(Data items)

▼▼▼

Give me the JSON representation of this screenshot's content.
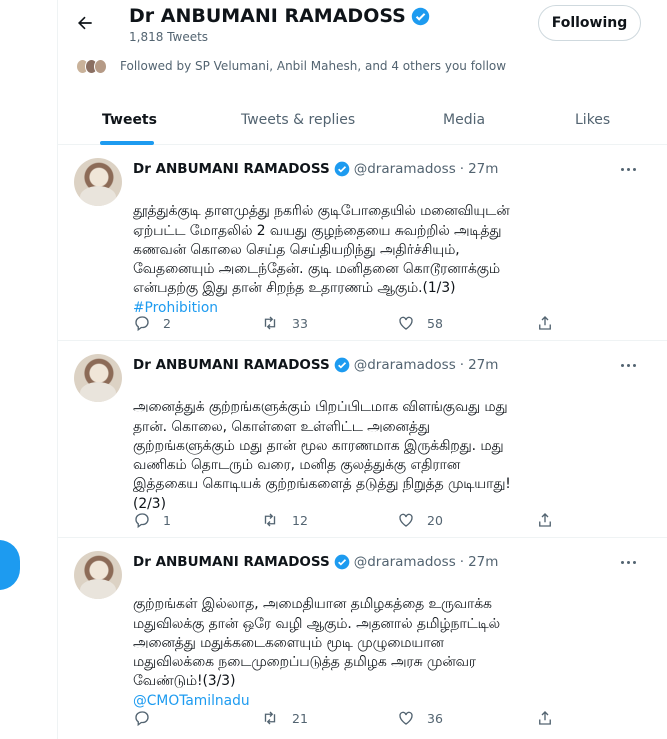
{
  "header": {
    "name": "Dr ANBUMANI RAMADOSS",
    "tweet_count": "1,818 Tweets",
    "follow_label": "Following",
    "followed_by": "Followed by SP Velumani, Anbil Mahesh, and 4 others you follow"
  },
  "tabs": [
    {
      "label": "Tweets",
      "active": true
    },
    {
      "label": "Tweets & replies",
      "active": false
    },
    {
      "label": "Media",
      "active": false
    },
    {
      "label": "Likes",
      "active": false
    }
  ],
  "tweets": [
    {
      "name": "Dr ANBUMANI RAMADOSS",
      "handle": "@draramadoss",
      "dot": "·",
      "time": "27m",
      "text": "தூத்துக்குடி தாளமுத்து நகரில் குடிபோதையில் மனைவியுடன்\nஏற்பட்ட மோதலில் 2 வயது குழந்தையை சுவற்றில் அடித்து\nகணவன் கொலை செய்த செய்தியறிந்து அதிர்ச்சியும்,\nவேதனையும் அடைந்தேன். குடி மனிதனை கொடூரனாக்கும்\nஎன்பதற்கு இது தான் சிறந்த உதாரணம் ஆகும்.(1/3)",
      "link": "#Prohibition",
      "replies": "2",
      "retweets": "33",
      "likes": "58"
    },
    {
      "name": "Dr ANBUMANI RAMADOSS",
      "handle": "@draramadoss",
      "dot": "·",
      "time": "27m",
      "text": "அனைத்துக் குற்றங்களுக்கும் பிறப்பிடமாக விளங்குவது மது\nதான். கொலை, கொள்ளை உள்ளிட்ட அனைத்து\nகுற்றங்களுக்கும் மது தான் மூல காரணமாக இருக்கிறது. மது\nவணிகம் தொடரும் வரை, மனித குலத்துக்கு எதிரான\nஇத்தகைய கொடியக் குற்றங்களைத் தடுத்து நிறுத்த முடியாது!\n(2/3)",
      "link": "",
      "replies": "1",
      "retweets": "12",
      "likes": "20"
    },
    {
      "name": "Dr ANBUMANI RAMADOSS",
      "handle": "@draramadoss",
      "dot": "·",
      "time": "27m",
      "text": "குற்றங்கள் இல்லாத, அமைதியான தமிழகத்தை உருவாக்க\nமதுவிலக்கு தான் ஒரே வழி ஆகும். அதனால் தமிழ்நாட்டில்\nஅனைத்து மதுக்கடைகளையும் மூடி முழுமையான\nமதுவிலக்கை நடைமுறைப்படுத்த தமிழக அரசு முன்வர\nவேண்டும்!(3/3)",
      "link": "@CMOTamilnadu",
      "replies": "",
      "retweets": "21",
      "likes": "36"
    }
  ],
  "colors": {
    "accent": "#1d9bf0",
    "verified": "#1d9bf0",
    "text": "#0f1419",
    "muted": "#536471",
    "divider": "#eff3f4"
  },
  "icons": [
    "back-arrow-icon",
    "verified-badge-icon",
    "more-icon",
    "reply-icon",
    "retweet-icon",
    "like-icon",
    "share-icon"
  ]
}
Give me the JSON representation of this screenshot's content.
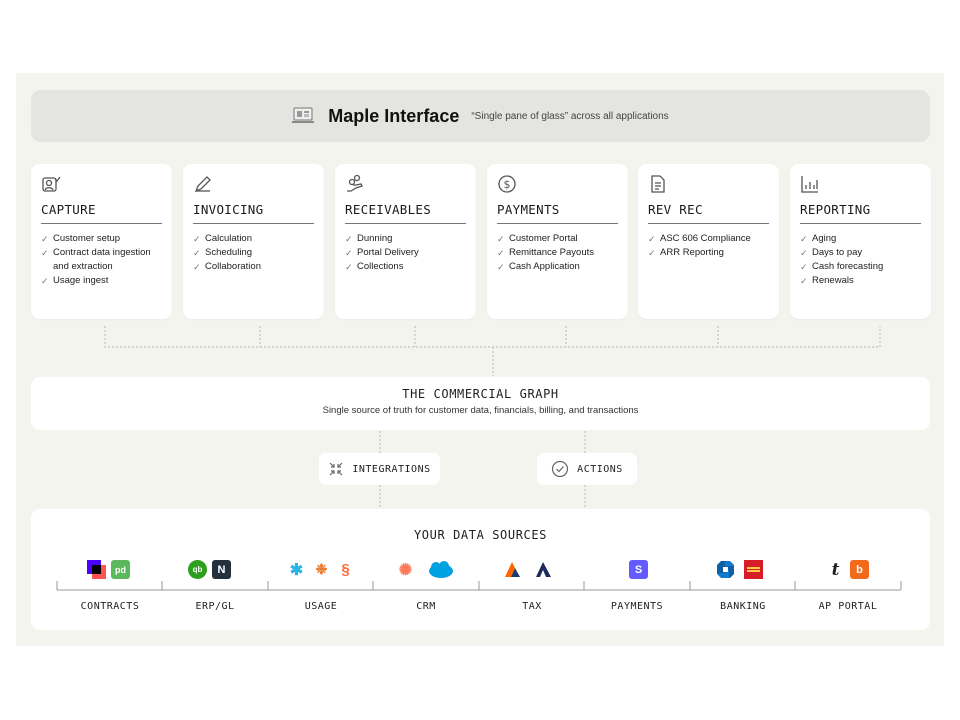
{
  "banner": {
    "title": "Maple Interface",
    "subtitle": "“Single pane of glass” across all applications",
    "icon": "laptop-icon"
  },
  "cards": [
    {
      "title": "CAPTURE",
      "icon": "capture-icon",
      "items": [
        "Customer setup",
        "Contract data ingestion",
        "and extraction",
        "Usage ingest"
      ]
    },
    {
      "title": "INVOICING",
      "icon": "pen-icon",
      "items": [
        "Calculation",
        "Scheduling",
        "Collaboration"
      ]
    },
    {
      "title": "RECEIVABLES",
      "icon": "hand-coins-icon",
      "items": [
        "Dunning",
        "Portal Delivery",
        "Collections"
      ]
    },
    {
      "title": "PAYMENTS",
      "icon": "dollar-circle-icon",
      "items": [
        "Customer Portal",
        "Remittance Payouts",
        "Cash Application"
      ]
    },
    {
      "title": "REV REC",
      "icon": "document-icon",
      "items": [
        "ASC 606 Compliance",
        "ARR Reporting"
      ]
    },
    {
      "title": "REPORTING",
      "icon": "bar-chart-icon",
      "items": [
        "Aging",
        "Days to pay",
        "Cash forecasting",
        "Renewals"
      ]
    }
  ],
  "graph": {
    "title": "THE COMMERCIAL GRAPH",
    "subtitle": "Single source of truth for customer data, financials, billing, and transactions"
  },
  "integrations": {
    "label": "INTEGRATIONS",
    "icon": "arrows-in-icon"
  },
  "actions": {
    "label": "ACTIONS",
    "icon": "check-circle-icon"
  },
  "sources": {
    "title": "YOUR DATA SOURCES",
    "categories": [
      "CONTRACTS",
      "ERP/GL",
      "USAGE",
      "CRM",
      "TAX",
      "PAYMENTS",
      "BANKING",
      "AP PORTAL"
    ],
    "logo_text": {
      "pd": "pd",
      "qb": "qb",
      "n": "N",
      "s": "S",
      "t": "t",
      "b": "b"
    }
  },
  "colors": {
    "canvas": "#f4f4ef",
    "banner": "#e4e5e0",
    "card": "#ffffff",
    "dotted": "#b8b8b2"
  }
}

▲▲▲
▼▼▼

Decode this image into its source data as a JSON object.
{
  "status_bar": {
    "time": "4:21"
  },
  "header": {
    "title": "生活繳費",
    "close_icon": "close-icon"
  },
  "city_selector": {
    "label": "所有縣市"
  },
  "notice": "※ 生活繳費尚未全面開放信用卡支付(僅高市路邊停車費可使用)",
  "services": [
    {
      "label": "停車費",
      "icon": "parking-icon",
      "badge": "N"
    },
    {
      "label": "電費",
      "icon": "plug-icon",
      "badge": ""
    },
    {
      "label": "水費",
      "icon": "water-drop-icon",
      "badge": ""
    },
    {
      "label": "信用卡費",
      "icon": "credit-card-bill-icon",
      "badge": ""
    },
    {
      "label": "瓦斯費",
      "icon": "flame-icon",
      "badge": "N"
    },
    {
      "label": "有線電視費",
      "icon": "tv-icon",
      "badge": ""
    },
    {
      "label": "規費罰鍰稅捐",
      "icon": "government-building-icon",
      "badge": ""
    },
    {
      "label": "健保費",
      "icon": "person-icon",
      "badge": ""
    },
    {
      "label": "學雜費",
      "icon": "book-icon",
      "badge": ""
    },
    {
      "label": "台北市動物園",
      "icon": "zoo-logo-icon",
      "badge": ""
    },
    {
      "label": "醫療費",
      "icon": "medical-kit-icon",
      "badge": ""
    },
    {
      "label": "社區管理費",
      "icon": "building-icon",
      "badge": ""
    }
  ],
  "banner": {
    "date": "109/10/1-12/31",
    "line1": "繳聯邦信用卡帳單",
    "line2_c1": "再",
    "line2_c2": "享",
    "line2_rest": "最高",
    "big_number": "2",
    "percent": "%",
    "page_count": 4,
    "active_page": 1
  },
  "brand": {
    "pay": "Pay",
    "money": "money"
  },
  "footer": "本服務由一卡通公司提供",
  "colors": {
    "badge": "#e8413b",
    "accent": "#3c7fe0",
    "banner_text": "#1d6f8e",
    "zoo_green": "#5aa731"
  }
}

▲▲▲

Work to complete: Search the preceding listing for the word "Cash" and pull out every line that holds it.

Final answer:
        "Cash Application"
        "Cash forecasting",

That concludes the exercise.